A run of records
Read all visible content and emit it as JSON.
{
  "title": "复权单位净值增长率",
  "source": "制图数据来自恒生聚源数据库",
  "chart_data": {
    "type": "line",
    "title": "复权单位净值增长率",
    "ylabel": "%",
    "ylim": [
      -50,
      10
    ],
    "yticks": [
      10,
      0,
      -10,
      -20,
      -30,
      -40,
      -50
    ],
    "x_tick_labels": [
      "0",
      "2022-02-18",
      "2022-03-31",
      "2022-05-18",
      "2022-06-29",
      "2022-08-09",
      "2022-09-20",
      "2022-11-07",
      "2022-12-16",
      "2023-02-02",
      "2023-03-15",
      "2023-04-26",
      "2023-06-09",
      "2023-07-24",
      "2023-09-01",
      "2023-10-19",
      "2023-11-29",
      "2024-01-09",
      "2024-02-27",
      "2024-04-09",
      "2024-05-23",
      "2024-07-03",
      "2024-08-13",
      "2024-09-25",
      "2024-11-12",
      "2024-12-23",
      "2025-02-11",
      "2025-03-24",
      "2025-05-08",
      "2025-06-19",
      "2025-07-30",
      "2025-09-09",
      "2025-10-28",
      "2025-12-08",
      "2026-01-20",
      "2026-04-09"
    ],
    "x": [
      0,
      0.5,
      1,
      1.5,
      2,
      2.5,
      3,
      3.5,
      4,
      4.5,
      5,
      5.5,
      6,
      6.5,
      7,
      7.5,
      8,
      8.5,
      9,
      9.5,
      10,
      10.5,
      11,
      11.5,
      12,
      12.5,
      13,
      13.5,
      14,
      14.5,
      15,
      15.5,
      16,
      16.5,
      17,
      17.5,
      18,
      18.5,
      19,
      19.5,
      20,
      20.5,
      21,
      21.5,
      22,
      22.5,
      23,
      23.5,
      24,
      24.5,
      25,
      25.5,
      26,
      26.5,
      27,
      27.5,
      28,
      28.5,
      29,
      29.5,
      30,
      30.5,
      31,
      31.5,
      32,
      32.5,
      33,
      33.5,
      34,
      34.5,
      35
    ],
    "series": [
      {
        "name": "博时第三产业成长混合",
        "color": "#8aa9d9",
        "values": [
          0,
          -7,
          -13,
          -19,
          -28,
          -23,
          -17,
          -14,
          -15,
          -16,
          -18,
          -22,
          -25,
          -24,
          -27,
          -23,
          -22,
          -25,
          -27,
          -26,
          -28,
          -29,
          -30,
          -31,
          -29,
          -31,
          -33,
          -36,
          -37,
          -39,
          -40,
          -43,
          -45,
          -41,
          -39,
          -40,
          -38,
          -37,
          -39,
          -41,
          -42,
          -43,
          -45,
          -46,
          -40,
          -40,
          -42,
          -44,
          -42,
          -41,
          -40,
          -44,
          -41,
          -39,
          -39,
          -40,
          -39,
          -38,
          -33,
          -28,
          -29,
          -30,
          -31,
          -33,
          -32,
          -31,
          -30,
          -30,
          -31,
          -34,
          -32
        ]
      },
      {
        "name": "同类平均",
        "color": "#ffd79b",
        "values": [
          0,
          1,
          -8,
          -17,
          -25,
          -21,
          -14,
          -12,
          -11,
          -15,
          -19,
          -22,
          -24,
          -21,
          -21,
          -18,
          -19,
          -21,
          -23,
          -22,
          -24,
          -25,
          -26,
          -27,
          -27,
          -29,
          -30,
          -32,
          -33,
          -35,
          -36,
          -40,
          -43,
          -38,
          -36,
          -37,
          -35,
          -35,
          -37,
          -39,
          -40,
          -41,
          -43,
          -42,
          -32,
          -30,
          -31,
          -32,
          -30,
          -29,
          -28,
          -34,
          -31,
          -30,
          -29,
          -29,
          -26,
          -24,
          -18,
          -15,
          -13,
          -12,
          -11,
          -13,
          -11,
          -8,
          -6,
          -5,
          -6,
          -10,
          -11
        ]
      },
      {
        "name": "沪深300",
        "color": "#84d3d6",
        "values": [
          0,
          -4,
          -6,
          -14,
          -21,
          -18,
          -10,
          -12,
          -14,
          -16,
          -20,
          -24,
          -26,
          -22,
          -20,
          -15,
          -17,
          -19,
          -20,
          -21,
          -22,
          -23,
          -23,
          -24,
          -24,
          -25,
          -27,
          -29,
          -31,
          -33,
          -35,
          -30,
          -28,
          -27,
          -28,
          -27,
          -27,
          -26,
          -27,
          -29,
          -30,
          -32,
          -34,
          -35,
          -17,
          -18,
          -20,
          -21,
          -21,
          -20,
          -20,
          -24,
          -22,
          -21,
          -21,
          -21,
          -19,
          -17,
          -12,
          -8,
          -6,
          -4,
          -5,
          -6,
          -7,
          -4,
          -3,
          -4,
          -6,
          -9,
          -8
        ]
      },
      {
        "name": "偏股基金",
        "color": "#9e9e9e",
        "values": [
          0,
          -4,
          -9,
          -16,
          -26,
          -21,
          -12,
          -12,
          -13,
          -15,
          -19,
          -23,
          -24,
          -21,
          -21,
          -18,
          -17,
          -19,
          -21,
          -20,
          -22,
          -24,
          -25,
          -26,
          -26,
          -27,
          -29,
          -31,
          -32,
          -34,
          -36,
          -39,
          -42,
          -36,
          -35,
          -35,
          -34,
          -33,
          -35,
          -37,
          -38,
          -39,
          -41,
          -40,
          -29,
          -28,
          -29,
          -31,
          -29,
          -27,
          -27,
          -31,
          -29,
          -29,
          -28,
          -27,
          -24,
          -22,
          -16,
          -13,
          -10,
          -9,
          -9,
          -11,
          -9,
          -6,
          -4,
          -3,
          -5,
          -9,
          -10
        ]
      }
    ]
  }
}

## [Problem details]
Reply with nothing except the number of lines in the listing above that include the string "name".

## [Exercise response]
4